[start]

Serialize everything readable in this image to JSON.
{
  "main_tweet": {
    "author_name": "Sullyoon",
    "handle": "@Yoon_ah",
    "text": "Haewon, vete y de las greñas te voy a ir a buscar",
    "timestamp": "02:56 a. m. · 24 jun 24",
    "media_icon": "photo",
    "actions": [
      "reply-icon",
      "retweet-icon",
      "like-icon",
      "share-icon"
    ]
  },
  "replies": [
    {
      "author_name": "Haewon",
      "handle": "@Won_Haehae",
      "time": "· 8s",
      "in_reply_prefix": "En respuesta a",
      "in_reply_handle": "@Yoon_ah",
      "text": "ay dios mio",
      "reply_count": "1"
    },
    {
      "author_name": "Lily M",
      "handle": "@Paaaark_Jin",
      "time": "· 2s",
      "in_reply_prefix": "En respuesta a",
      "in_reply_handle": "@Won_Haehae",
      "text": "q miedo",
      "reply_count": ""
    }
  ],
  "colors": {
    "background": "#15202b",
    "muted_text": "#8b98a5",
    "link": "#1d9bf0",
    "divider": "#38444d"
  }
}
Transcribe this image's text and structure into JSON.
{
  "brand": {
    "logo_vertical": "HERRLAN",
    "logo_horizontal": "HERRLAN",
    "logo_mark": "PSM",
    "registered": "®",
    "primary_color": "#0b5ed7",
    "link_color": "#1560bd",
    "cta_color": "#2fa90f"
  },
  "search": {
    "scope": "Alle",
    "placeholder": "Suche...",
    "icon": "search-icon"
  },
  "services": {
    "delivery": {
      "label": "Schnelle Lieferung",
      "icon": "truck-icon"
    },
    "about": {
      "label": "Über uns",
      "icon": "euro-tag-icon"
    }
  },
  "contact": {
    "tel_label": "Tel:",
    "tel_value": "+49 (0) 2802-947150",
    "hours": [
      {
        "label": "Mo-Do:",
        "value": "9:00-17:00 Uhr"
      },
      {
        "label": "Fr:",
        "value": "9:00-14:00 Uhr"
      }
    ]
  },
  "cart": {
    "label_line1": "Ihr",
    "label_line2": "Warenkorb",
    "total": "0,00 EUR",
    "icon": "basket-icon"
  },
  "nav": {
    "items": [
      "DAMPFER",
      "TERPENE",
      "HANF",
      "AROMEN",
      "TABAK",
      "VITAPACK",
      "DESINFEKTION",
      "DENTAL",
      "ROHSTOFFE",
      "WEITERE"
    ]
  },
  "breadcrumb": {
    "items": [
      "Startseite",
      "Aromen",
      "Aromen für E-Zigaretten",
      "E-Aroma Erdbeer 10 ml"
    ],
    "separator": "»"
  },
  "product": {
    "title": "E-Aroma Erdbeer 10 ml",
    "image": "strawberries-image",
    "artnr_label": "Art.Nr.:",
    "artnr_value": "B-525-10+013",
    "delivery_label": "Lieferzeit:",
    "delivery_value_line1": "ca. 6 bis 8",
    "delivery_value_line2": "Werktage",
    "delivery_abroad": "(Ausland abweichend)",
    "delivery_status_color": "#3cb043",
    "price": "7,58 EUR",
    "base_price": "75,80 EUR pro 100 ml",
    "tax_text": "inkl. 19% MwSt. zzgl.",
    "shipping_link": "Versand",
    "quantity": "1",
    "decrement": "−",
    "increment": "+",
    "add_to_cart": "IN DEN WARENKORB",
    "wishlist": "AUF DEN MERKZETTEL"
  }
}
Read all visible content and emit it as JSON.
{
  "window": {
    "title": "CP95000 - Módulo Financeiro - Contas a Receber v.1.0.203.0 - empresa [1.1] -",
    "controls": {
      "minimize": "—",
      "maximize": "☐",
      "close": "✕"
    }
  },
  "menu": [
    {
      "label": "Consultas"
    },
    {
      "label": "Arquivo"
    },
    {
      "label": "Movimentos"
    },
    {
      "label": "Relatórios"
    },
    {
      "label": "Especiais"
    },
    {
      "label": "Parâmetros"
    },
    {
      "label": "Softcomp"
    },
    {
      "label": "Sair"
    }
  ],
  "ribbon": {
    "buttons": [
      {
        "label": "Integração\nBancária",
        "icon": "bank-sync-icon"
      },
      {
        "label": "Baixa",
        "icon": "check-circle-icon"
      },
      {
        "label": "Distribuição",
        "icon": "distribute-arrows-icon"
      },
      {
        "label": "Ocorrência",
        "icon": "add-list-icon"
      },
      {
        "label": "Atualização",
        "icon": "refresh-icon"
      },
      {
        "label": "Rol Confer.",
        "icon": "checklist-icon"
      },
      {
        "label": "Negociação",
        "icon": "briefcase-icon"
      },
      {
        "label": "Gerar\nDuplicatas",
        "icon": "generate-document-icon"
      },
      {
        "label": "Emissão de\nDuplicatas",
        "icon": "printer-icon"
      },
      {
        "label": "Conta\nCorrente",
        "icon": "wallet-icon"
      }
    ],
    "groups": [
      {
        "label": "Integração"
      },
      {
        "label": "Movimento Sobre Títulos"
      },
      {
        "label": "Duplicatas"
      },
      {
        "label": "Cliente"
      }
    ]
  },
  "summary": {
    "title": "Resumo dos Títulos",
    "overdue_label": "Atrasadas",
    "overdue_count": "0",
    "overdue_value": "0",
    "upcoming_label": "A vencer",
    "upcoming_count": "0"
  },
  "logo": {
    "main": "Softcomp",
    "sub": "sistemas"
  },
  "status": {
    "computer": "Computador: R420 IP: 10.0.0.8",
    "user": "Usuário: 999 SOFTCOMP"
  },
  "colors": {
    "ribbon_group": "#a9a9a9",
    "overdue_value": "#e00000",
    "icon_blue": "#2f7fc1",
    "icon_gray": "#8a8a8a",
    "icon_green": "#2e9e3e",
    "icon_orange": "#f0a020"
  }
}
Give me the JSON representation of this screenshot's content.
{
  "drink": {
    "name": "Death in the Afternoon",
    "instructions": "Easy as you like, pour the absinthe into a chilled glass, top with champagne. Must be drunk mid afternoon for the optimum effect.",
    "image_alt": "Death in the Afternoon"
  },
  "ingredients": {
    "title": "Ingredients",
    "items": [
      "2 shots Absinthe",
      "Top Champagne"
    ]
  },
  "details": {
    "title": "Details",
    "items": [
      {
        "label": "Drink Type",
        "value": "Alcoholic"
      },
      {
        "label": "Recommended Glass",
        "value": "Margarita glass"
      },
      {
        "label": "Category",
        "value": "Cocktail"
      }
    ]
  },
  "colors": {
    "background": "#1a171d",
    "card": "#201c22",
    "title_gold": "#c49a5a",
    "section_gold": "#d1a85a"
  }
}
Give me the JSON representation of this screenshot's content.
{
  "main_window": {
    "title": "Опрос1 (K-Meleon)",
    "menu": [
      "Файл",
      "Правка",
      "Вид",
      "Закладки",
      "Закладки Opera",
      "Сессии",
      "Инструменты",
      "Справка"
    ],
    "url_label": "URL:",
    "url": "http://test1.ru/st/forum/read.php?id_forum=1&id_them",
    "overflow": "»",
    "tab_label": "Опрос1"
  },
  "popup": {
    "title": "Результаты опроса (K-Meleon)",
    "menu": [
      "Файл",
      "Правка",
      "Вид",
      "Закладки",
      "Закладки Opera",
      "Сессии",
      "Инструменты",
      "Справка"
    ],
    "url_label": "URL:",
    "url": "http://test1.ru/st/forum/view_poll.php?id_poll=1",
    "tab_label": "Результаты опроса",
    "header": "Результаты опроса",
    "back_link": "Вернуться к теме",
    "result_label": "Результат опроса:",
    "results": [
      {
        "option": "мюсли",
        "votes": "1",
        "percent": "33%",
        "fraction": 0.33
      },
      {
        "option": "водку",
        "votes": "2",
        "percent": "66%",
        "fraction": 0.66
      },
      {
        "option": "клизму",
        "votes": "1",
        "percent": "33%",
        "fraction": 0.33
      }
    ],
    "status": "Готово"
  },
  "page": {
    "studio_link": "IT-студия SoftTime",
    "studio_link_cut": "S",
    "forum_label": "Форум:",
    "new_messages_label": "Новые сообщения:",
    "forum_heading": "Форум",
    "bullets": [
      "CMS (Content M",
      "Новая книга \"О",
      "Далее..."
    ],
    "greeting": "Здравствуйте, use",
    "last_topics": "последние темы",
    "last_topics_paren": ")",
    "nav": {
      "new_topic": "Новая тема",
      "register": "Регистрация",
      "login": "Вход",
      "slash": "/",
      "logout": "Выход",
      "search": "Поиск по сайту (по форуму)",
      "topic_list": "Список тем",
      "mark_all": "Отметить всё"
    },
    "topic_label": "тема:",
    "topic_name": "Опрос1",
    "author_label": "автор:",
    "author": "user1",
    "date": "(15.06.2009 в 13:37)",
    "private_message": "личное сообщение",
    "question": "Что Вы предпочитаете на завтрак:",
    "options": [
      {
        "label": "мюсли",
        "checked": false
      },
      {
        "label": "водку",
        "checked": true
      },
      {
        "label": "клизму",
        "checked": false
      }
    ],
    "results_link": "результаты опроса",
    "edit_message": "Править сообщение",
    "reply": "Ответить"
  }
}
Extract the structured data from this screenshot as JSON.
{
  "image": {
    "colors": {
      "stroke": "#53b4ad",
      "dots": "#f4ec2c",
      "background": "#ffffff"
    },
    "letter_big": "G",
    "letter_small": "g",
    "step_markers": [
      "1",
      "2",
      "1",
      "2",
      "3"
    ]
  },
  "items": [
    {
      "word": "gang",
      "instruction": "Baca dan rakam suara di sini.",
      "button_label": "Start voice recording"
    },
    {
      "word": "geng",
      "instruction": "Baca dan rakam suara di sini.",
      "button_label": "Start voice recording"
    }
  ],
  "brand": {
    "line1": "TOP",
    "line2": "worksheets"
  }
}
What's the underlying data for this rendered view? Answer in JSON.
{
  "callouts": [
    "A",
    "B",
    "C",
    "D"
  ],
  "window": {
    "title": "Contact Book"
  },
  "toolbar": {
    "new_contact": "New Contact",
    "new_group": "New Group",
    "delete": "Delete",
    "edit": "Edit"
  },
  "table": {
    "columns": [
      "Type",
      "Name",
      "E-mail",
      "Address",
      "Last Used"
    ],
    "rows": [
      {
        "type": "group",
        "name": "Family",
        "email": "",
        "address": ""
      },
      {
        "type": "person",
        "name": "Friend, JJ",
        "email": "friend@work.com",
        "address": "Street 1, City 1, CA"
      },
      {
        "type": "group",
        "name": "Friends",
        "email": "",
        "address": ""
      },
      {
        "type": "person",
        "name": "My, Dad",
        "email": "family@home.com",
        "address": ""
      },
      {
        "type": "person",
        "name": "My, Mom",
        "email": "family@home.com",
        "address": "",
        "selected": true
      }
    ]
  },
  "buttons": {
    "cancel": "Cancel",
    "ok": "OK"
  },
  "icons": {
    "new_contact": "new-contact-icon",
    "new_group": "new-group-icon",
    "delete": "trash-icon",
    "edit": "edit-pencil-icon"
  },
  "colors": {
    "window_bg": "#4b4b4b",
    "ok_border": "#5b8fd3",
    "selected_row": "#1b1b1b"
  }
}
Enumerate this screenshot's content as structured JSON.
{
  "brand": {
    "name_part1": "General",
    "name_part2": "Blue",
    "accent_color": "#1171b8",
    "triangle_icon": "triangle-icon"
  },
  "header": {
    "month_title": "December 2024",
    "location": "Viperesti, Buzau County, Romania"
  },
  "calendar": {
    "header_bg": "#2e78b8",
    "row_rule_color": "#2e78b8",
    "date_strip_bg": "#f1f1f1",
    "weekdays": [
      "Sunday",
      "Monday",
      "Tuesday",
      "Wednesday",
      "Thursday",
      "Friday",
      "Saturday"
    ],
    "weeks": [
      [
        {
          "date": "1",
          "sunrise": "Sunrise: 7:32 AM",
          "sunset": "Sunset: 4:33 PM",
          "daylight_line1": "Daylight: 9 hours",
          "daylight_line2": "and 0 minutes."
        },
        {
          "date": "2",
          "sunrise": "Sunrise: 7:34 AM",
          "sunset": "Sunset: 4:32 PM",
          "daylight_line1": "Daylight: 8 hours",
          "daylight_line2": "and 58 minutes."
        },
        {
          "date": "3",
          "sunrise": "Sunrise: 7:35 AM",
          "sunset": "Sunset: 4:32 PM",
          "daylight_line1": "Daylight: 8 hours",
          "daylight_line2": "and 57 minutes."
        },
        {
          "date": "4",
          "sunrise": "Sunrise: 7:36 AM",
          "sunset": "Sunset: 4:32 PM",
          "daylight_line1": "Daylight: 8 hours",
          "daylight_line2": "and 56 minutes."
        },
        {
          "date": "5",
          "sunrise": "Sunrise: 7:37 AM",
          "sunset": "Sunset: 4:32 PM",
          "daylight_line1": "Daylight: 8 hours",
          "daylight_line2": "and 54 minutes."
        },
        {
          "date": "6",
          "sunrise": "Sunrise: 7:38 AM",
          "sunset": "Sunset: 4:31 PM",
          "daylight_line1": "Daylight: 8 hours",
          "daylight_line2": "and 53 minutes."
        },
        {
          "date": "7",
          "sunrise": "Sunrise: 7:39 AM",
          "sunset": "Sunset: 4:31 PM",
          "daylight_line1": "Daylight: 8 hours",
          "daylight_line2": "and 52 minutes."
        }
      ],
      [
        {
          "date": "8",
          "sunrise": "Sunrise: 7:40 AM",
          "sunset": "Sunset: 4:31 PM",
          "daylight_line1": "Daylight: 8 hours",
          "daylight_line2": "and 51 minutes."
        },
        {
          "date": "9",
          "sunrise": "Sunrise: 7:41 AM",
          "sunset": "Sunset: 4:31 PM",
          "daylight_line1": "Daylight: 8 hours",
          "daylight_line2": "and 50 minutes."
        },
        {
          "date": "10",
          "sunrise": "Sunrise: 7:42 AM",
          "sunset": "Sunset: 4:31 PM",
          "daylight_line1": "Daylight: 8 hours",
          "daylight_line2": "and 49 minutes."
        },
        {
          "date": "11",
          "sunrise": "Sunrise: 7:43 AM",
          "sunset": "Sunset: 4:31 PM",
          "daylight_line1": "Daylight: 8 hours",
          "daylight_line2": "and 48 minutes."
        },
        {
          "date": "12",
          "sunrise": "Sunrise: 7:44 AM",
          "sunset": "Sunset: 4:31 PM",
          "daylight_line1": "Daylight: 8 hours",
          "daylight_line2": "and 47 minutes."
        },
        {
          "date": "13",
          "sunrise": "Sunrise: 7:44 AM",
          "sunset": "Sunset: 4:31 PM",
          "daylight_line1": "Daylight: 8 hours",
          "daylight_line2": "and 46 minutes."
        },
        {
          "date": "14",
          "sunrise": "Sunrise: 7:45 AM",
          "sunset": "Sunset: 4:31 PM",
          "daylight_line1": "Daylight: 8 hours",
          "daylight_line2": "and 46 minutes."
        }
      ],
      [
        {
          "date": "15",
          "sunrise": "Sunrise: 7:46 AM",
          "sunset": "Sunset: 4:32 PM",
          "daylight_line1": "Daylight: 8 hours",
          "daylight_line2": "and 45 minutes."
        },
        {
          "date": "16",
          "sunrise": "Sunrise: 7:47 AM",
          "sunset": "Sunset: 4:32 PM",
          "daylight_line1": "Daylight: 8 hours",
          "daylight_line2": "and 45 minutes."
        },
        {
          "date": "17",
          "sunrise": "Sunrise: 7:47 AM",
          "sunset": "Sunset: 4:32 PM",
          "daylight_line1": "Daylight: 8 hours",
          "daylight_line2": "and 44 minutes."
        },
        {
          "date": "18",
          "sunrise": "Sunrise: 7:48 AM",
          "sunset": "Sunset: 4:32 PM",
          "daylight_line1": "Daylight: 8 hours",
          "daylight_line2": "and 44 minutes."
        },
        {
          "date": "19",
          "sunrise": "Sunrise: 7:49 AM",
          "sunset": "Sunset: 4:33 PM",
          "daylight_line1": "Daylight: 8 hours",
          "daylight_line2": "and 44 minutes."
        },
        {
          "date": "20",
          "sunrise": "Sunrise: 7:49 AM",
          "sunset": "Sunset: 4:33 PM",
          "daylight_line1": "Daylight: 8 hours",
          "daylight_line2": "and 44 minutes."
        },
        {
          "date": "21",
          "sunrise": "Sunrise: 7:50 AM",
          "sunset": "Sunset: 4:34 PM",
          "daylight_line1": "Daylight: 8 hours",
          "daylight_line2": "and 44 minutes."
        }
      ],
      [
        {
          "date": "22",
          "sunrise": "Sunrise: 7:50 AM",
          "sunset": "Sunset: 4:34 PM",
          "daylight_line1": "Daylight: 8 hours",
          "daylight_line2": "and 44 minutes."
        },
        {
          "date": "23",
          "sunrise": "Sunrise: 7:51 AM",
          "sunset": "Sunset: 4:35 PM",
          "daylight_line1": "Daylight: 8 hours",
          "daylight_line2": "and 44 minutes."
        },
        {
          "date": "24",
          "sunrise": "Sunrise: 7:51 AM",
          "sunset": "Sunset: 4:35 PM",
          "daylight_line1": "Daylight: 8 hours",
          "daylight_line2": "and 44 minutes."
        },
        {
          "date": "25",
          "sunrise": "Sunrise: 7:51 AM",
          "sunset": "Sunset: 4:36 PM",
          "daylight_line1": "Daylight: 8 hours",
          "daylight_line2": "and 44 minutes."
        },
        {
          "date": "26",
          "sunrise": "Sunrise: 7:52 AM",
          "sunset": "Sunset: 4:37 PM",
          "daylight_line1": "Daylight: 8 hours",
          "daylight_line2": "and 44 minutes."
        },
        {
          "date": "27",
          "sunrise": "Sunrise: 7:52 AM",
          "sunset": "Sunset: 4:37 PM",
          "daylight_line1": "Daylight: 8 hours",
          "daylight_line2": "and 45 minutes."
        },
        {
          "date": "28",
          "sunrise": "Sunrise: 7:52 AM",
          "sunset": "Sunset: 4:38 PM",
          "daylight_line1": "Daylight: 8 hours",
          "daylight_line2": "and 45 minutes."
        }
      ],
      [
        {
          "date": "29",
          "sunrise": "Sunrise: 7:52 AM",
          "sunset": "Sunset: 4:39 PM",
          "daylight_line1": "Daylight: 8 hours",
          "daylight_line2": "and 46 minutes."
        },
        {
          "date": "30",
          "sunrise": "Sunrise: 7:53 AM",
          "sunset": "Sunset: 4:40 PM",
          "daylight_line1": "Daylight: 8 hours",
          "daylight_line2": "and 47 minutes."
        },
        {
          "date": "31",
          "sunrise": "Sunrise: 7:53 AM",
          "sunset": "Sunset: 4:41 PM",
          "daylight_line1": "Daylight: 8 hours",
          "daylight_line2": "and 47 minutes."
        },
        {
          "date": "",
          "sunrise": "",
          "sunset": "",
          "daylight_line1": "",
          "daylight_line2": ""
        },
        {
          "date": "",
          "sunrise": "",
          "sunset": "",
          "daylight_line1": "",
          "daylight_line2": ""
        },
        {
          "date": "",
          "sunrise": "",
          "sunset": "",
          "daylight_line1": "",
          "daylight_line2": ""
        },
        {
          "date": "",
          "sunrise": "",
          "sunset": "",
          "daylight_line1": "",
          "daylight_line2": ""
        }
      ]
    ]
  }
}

[end]

## The problem
Copy each line above that contains the word "screenshot".

## Answer to the problem
Give me the JSON representation of this screenshot's content.
Give me the JSON representation of this screenshot's content.
Extract the structured data from this screenshot as JSON.
Enumerate this screenshot's content as structured JSON.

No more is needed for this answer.